▶ [Collected data]:

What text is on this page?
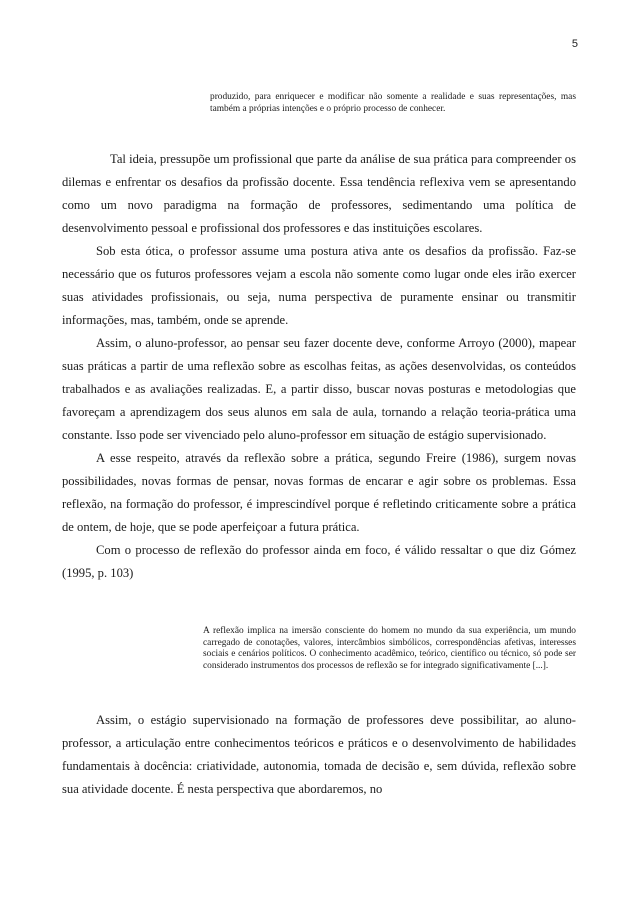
5

produzido, para enriquecer e modificar não somente a realidade e suas representações, mas também a próprias intenções e o próprio processo de conhecer.

Tal ideia, pressupõe um profissional que parte da análise de sua prática para compreender os dilemas e enfrentar os desafios da profissão docente. Essa tendência reflexiva vem se apresentando como um novo paradigma na formação de professores, sedimentando uma política de desenvolvimento pessoal e profissional dos professores e das instituições escolares.

Sob esta ótica, o professor assume uma postura ativa ante os desafios da profissão. Faz-se necessário que os futuros professores vejam a escola não somente como lugar onde eles irão exercer suas atividades profissionais, ou seja, numa perspectiva de puramente ensinar ou transmitir informações, mas, também, onde se aprende.

Assim, o aluno-professor, ao pensar seu fazer docente deve, conforme Arroyo (2000), mapear suas práticas a partir de uma reflexão sobre as escolhas feitas, as ações desenvolvidas, os conteúdos trabalhados e as avaliações realizadas. E, a partir disso, buscar novas posturas e metodologias que favoreçam a aprendizagem dos seus alunos em sala de aula, tornando a relação teoria-prática uma constante. Isso pode ser vivenciado pelo aluno-professor em situação de estágio supervisionado.

A esse respeito, através da reflexão sobre a prática, segundo Freire (1986), surgem novas possibilidades, novas formas de pensar, novas formas de encarar e agir sobre os problemas. Essa reflexão, na formação do professor, é imprescindível porque é refletindo criticamente sobre a prática de ontem, de hoje, que se pode aperfeiçoar a futura prática.

Com o processo de reflexão do professor ainda em foco, é válido ressaltar o que diz Gómez (1995, p. 103)

A reflexão implica na imersão consciente do homem no mundo da sua experiência, um mundo carregado de conotações, valores, intercâmbios simbólicos, correspondências afetivas, interesses sociais e cenários políticos. O conhecimento acadêmico, teórico, científico ou técnico, só pode ser considerado instrumentos dos processos de reflexão se for integrado significativamente [...].

Assim, o estágio supervisionado na formação de professores deve possibilitar, ao aluno-professor, a articulação entre conhecimentos teóricos e práticos e o desenvolvimento de habilidades fundamentais à docência: criatividade, autonomia, tomada de decisão e, sem dúvida, reflexão sobre sua atividade docente. É nesta perspectiva que abordaremos, no
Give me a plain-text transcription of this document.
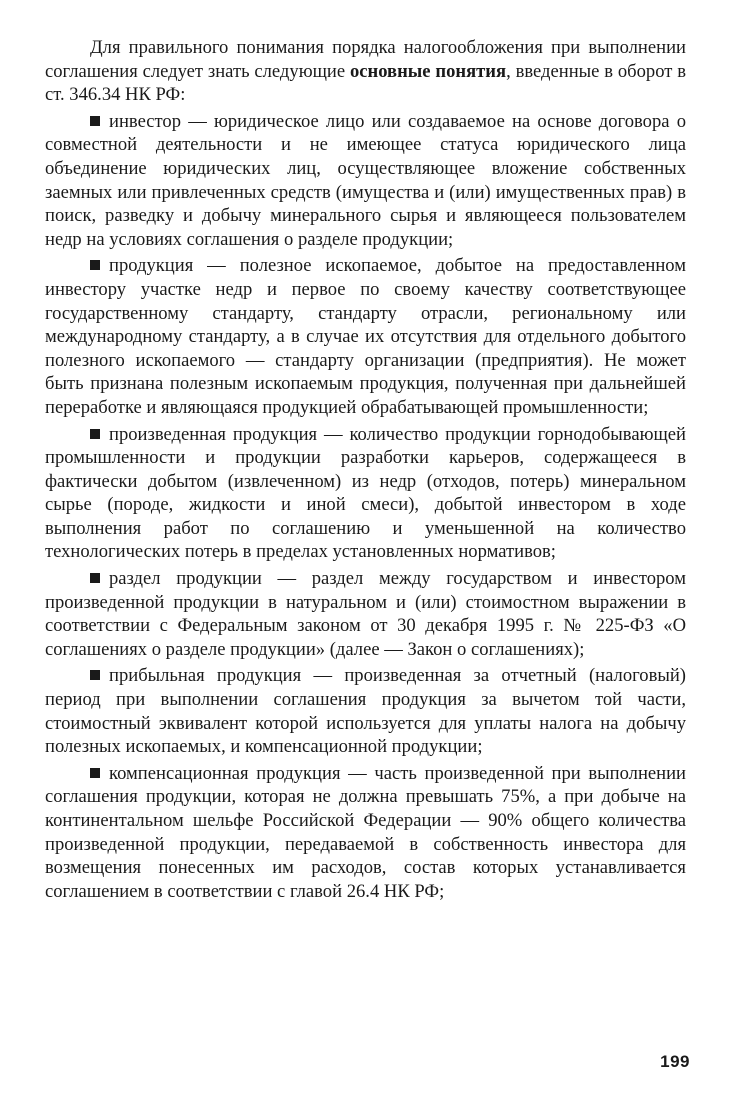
Для правильного понимания порядка налогообложения при выполнении соглашения следует знать следующие основные понятия, введенные в оборот в ст. 346.34 НК РФ:

инвестор — юридическое лицо или создаваемое на основе договора о совместной деятельности и не имеющее статуса юридического лица объединение юридических лиц, осуществляющее вложение собственных заемных или привлеченных средств (имущества и (или) имущественных прав) в поиск, разведку и добычу минерального сырья и являющееся пользователем недр на условиях соглашения о разделе продукции;

продукция — полезное ископаемое, добытое на предоставленном инвестору участке недр и первое по своему качеству соответствующее государственному стандарту, стандарту отрасли, региональному или международному стандарту, а в случае их отсутствия для отдельного добытого полезного ископаемого — стандарту организации (предприятия). Не может быть признана полезным ископаемым продукция, полученная при дальнейшей переработке и являющаяся продукцией обрабатывающей промышленности;

произведенная продукция — количество продукции горнодобывающей промышленности и продукции разработки карьеров, содержащееся в фактически добытом (извлеченном) из недр (отходов, потерь) минеральном сырье (породе, жидкости и иной смеси), добытой инвестором в ходе выполнения работ по соглашению и уменьшенной на количество технологических потерь в пределах установленных нормативов;

раздел продукции — раздел между государством и инвестором произведенной продукции в натуральном и (или) стоимостном выражении в соответствии с Федеральным законом от 30 декабря 1995 г. № 225-ФЗ «О соглашениях о разделе продукции» (далее — Закон о соглашениях);

прибыльная продукция — произведенная за отчетный (налоговый) период при выполнении соглашения продукция за вычетом той части, стоимостный эквивалент которой используется для уплаты налога на добычу полезных ископаемых, и компенсационной продукции;

компенсационная продукция — часть произведенной при выполнении соглашения продукции, которая не должна превышать 75%, а при добыче на континентальном шельфе Российской Федерации — 90% общего количества произведенной продукции, передаваемой в собственность инвестора для возмещения понесенных им расходов, состав которых устанавливается соглашением в соответствии с главой 26.4 НК РФ;

199
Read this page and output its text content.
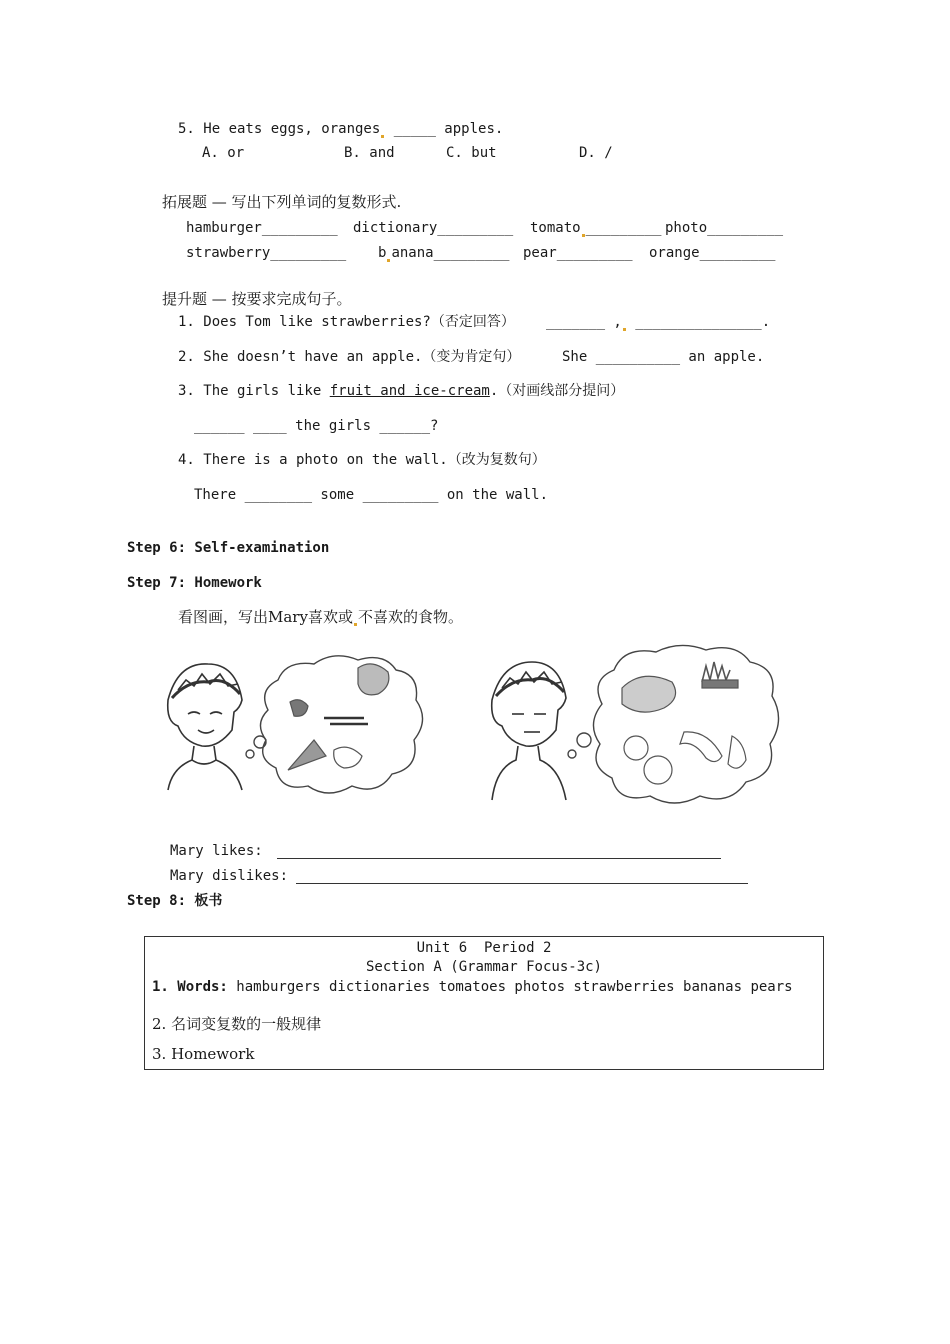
5. He eats eggs, oranges _____ apples.
A. or	B. and	C. but	D. /
拓展题 — 写出下列单词的复数形式.
hamburger_________ dictionary_________ tomato _________ photo_________
strawberry_________ b anana_________ pear_________ orange_________
提升题 — 按要求完成句子。
1. Does Tom like strawberries?（否定回答） _______ , _______________.
2. She doesn’t have an apple.（变为肯定句）	She __________ an apple.
3. The girls like fruit and ice-cream.（对画线部分提问）
______ ____ the girls ______?
4. There is a photo on the wall.（改为复数句）
There ________ some _________ on the wall.
Step 6: Self-examination
Step 7: Homework
看图画，写出Mary喜欢或 不喜欢的食物。
Mary likes:
Mary dislikes:
Step 8: 板书
Unit 6  Period 2
Section A (Grammar Focus-3c)
1. Words: hamburgers dictionaries tomatoes photos strawberries bananas pears
2. 名词变复数的一般规律
3. Homework
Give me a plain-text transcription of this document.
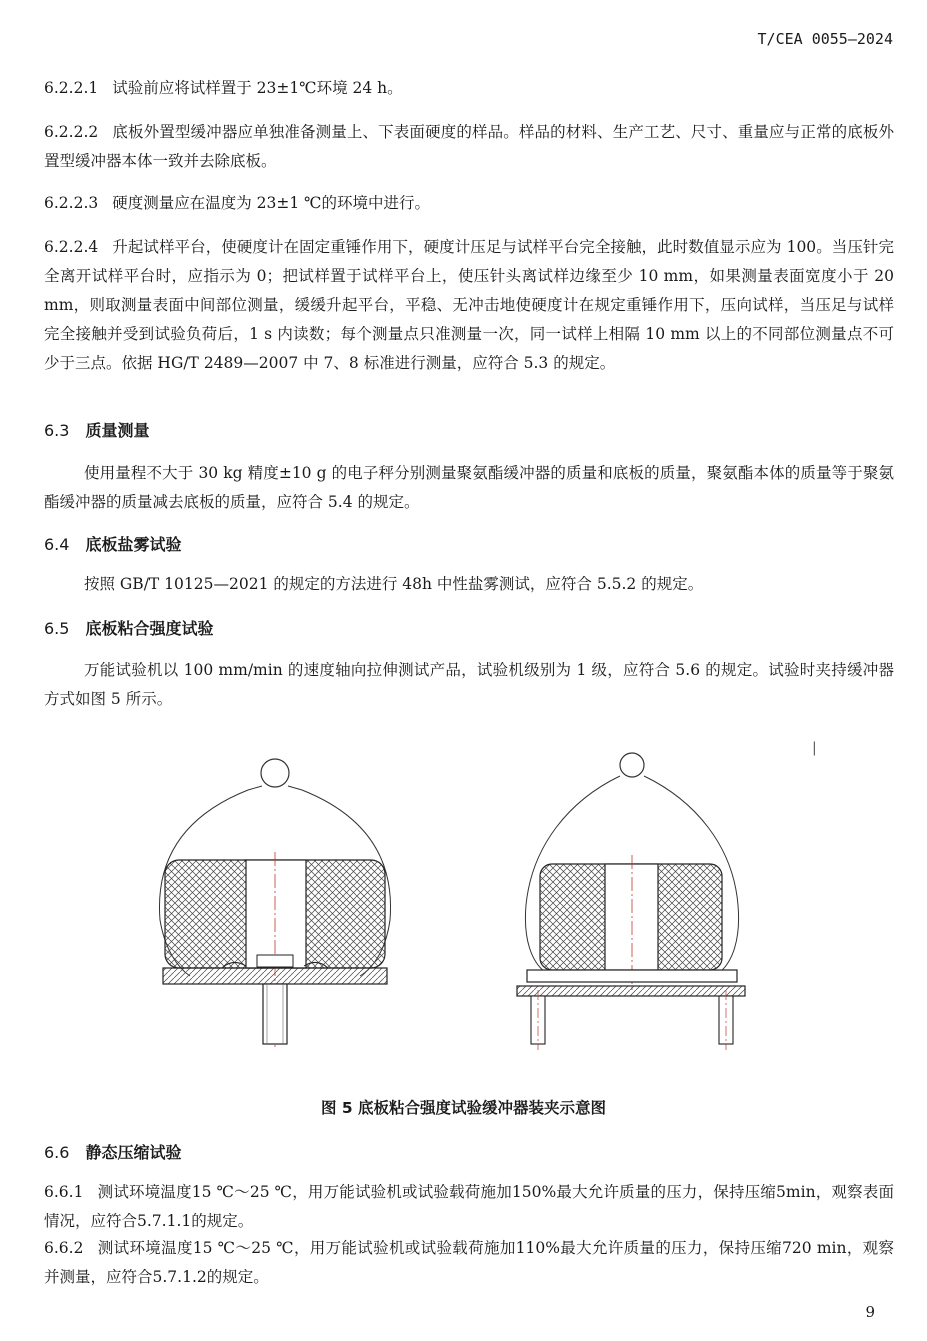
T/CEA 0055—2024

6.2.2.1 试验前应将试样置于 23±1℃环境 24 h。

6.2.2.2 底板外置型缓冲器应单独准备测量上、下表面硬度的样品。样品的材料、生产工艺、尺寸、重量应与正常的底板外置型缓冲器本体一致并去除底板。

6.2.2.3 硬度测量应在温度为 23±1 ℃的环境中进行。

6.2.2.4 升起试样平台，使硬度计在固定重锤作用下，硬度计压足与试样平台完全接触，此时数值显示应为 100。当压针完全离开试样平台时，应指示为 0；把试样置于试样平台上，使压针头离试样边缘至少 10 mm，如果测量表面宽度小于 20 mm，则取测量表面中间部位测量，缓缓升起平台，平稳、无冲击地使硬度计在规定重锤作用下，压向试样，当压足与试样完全接触并受到试验负荷后，1 s 内读数；每个测量点只准测量一次，同一试样上相隔 10 mm 以上的不同部位测量点不可少于三点。依据 HG/T 2489—2007 中 7、8 标准进行测量，应符合 5.3 的规定。

6.3 质量测量

使用量程不大于 30 kg 精度±10 g 的电子秤分别测量聚氨酯缓冲器的质量和底板的质量，聚氨酯本体的质量等于聚氨酯缓冲器的质量减去底板的质量，应符合 5.4 的规定。

6.4 底板盐雾试验

按照 GB/T 10125—2021 的规定的方法进行 48h 中性盐雾测试，应符合 5.5.2 的规定。

6.5 底板粘合强度试验

万能试验机以 100 mm/min 的速度轴向拉伸测试产品，试验机级别为 1 级，应符合 5.6 的规定。试验时夹持缓冲器方式如图 5 所示。

|
图 5 底板粘合强度试验缓冲器装夹示意图
6.6 静态压缩试验

6.6.1 测试环境温度15 ℃～25 ℃，用万能试验机或试验载荷施加150%最大允许质量的压力，保持压缩5min，观察表面情况，应符合5.7.1.1的规定。

6.6.2 测试环境温度15 ℃～25 ℃，用万能试验机或试验载荷施加110%最大允许质量的压力，保持压缩720 min，观察并测量，应符合5.7.1.2的规定。

9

▶ [Set exercise]: How many lines in the entries contain the string "соответствии"? Answer with the number only.

▶ [Exercise answer]: 2